Your objective.
Look for "oder" in the listing below. Gather each line that contains it.

Provided information.

————

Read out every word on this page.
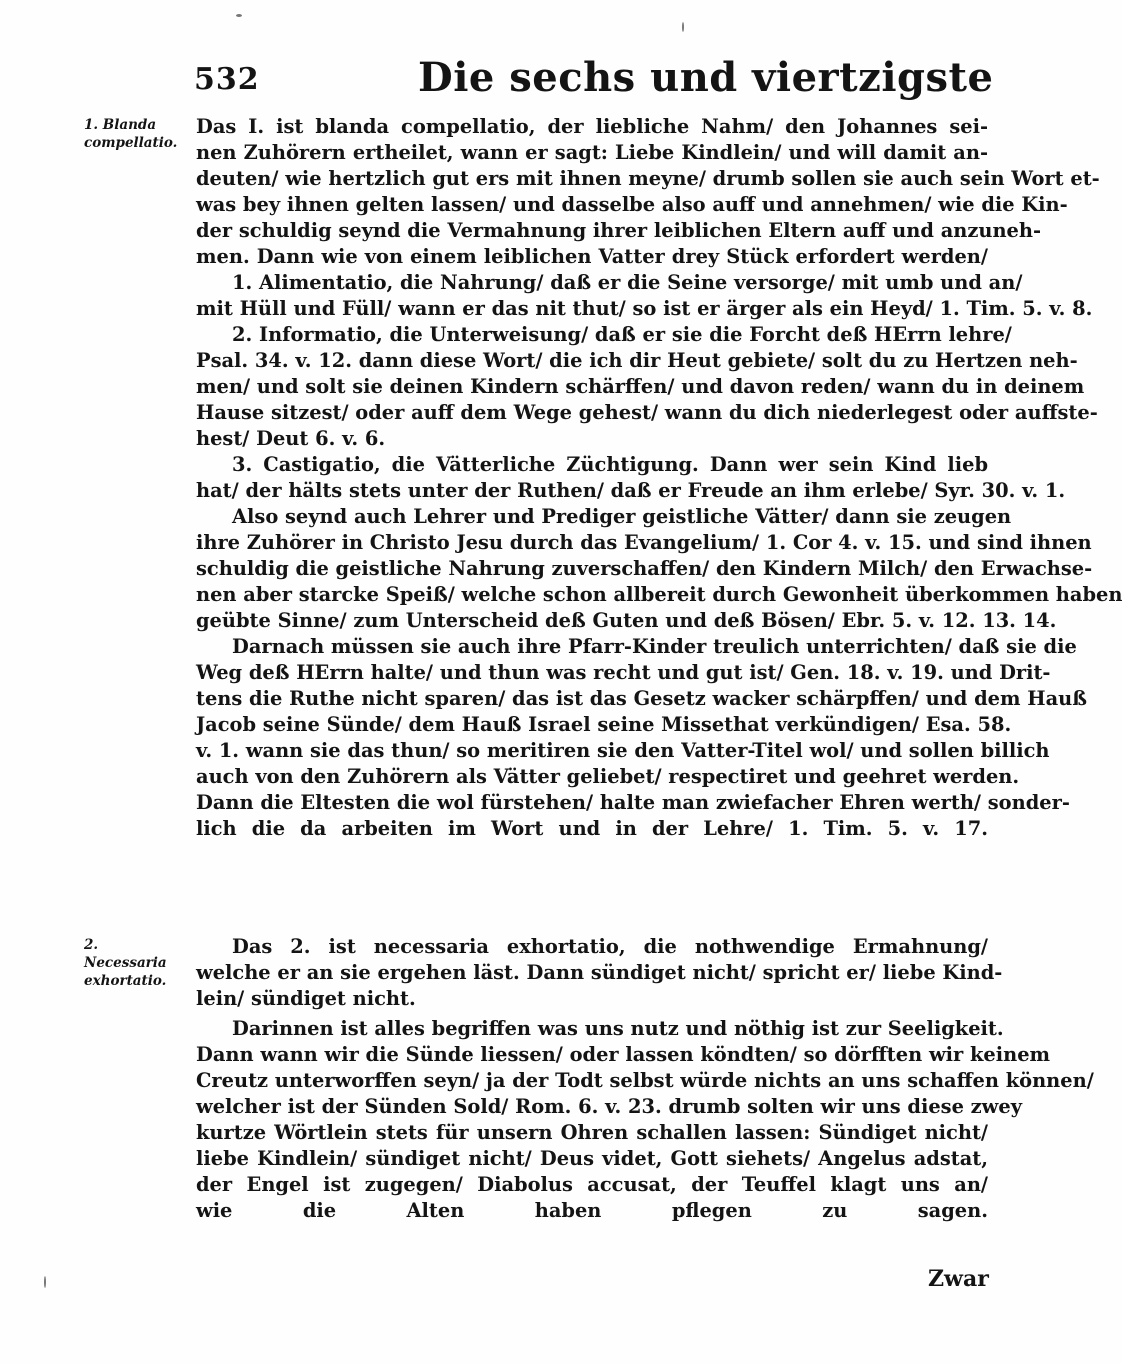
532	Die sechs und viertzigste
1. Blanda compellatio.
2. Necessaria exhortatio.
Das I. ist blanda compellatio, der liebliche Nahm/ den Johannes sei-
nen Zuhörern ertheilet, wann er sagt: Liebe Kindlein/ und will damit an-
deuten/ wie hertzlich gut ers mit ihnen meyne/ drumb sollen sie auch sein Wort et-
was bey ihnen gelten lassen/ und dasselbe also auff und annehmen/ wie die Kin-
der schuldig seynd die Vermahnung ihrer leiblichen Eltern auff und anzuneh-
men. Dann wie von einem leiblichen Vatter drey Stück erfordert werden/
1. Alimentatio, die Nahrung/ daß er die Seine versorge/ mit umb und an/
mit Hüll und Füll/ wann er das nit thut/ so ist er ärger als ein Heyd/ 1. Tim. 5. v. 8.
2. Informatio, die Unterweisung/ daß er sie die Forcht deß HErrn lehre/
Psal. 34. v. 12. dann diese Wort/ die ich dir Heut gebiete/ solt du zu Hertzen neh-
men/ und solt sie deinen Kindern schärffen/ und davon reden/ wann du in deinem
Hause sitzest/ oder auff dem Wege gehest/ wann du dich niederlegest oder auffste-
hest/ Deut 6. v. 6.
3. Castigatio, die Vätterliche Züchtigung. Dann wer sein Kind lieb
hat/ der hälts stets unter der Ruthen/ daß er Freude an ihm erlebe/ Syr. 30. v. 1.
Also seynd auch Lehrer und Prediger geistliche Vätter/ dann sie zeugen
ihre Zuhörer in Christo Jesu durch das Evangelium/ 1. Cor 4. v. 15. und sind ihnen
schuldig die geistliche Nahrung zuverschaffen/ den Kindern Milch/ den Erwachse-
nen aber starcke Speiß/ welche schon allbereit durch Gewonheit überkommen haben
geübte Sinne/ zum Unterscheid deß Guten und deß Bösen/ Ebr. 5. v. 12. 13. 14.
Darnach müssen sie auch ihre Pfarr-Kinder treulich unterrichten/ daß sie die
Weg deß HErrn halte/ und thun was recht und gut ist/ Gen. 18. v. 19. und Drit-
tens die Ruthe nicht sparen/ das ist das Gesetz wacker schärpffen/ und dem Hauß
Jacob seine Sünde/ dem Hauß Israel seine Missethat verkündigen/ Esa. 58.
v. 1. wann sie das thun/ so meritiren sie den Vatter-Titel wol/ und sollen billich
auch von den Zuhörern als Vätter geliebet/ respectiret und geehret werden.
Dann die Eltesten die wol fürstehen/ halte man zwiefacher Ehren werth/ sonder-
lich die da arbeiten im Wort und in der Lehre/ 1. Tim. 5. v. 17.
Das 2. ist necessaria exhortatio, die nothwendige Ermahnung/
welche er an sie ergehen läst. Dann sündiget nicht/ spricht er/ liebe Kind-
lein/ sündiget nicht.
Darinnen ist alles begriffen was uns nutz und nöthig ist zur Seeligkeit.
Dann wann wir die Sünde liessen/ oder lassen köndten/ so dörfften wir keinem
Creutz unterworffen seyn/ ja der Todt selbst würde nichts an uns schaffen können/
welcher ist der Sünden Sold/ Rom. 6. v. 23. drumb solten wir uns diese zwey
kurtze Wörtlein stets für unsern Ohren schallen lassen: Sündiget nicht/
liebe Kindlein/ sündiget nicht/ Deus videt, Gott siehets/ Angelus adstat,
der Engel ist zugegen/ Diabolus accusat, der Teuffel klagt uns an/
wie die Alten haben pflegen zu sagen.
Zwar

————

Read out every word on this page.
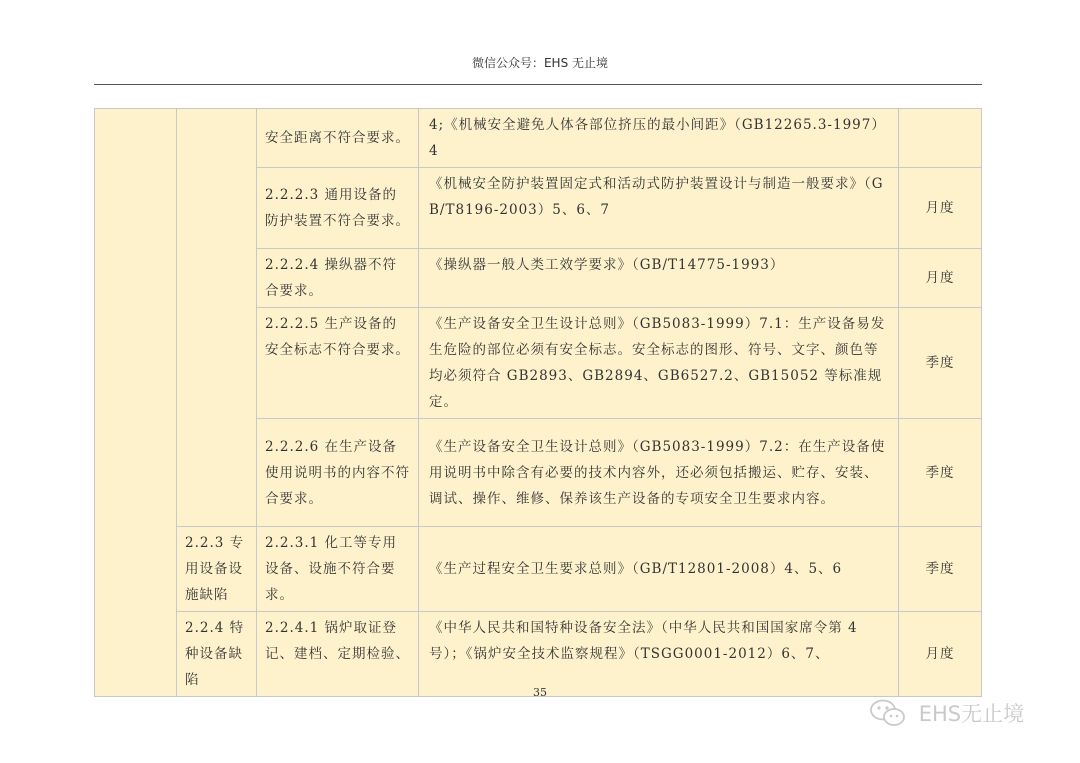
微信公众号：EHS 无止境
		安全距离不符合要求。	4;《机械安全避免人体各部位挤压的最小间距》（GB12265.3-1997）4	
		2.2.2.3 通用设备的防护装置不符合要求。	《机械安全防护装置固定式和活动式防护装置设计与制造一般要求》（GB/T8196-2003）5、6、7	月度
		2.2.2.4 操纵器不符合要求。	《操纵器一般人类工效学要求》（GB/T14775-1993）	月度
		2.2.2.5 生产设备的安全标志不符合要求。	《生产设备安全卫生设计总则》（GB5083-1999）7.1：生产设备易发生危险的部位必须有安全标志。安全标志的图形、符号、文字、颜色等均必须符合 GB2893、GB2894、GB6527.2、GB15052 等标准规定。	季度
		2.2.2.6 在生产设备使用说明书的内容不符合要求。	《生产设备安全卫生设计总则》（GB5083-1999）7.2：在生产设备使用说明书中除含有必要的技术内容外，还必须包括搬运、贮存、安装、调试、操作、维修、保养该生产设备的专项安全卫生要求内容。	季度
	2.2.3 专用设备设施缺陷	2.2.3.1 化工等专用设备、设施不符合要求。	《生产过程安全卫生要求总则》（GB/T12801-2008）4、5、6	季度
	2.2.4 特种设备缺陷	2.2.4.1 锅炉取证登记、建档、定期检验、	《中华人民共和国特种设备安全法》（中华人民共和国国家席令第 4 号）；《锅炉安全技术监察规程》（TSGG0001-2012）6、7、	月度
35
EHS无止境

————

Result of this exercise.
Hause sitzest/ oder auff dem Wege gehest/ wann du dich niederlegest oder auffste-
Dann wann wir die Sünde liessen/ oder lassen köndten/ so dörfften wir keinem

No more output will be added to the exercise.